Exercise description — From the listing below, pull out the lines that hold "Итого".

Source material —
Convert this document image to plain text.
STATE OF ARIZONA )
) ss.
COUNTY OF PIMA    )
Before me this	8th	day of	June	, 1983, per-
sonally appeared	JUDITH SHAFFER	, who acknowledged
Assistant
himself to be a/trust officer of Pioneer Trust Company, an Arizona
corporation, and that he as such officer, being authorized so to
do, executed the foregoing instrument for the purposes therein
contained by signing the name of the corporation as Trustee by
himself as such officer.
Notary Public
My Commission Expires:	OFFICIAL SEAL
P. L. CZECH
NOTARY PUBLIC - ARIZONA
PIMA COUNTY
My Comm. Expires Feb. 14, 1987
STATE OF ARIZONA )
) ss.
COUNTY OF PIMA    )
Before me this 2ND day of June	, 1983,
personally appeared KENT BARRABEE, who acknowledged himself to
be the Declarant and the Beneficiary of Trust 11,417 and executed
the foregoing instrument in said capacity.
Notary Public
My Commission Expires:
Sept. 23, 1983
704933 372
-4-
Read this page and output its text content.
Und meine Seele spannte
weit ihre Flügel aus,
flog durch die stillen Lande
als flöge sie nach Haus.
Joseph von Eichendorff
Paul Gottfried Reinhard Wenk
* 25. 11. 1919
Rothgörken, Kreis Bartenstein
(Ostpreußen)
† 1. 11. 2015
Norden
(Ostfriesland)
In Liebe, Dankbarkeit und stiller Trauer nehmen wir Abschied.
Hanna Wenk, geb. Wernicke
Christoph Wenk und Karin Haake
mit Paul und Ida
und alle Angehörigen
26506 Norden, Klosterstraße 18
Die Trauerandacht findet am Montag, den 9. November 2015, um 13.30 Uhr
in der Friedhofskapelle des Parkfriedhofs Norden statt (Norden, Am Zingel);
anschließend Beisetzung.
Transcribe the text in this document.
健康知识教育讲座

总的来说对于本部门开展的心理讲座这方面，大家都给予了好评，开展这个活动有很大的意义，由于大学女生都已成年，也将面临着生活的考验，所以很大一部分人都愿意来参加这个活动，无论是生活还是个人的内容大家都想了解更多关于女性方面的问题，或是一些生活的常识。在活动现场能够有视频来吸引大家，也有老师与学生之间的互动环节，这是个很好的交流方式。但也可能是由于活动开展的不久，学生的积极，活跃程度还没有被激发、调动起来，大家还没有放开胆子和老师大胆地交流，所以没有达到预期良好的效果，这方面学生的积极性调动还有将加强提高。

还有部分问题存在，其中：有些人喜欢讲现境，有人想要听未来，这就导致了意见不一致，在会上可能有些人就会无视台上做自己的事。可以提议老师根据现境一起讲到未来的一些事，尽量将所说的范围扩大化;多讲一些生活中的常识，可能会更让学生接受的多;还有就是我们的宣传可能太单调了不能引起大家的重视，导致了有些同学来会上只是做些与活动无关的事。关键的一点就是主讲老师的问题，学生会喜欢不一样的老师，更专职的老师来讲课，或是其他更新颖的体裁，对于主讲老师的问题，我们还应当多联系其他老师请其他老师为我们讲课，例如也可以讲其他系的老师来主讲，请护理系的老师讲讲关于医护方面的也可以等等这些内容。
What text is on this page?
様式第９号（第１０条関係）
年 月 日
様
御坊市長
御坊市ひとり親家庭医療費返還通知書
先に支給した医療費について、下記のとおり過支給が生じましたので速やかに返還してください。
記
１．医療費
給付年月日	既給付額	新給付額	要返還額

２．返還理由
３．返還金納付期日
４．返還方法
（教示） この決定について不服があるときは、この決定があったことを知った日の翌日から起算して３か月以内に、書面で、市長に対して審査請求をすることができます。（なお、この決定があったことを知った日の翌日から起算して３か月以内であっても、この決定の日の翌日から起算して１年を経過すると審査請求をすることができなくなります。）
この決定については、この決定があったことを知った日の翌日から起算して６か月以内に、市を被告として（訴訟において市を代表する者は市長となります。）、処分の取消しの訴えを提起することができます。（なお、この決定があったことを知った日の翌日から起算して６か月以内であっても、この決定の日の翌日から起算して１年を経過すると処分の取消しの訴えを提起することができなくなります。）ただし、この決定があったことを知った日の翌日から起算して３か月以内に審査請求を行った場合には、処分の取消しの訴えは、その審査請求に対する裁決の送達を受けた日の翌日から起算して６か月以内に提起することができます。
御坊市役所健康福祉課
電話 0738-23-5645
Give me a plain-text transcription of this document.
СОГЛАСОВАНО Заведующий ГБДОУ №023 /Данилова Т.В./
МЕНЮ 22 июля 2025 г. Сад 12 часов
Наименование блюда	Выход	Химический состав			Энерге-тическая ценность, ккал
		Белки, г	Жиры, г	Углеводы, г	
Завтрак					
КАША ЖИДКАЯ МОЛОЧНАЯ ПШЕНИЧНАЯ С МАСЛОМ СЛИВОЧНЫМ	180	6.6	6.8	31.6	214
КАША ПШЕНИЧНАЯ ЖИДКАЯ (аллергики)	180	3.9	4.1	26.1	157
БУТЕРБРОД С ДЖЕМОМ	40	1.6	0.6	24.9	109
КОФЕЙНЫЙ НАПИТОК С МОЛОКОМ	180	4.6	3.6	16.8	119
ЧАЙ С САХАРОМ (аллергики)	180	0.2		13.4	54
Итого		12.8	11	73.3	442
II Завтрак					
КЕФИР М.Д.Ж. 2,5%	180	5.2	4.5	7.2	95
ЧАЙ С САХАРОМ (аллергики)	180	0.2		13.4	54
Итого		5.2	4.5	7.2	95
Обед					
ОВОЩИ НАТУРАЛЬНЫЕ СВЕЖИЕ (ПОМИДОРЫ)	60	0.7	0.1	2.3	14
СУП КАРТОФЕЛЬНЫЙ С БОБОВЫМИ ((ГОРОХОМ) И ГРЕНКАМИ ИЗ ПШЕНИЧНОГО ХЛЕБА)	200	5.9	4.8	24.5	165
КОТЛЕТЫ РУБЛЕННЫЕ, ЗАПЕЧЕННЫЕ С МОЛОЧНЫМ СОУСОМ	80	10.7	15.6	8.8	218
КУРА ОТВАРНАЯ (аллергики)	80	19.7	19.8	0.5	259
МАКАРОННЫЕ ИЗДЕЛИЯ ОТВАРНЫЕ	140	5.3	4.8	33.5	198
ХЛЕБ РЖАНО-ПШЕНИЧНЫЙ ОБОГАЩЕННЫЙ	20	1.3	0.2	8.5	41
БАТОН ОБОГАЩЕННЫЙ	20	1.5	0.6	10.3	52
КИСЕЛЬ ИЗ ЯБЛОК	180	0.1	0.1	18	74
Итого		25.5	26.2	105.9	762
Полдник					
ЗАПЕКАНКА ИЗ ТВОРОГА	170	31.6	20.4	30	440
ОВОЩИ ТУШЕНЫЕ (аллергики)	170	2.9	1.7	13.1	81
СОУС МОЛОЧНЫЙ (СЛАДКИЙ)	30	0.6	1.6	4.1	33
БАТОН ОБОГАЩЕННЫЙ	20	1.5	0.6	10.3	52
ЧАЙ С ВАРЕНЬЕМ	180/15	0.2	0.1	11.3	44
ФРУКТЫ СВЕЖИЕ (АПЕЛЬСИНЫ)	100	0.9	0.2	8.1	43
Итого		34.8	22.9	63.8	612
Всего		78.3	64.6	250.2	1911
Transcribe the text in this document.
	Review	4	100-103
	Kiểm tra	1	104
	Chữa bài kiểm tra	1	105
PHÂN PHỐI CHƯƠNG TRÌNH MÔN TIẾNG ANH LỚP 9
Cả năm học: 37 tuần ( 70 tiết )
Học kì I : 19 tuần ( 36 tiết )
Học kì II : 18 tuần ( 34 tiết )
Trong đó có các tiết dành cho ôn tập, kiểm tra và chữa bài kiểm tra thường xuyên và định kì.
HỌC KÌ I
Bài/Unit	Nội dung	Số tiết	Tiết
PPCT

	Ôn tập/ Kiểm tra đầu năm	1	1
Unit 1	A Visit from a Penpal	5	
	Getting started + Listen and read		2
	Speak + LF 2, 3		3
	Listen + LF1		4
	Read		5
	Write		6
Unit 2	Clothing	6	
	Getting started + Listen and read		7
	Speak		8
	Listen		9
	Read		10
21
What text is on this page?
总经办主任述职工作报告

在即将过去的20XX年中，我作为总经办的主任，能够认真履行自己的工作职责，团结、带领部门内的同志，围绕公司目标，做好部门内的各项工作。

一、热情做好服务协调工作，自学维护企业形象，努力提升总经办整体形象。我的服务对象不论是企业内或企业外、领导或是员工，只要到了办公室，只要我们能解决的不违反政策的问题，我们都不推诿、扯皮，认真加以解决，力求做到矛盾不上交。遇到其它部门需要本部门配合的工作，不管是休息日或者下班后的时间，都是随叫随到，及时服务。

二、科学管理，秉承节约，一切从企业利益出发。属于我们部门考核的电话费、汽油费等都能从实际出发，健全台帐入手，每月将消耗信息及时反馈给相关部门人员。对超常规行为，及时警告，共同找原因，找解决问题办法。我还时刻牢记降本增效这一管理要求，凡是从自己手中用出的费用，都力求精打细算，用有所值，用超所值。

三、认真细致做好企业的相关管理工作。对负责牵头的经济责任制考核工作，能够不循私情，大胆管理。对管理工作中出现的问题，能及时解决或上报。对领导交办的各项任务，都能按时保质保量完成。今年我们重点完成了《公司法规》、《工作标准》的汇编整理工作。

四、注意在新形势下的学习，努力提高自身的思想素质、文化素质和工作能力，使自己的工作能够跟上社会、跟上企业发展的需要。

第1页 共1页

Task output —
Итого		12.8	11	73.3	442
Итого		5.2	4.5	7.2	95
Итого		25.5	26.2	105.9	762
Итого		34.8	22.9	63.8	612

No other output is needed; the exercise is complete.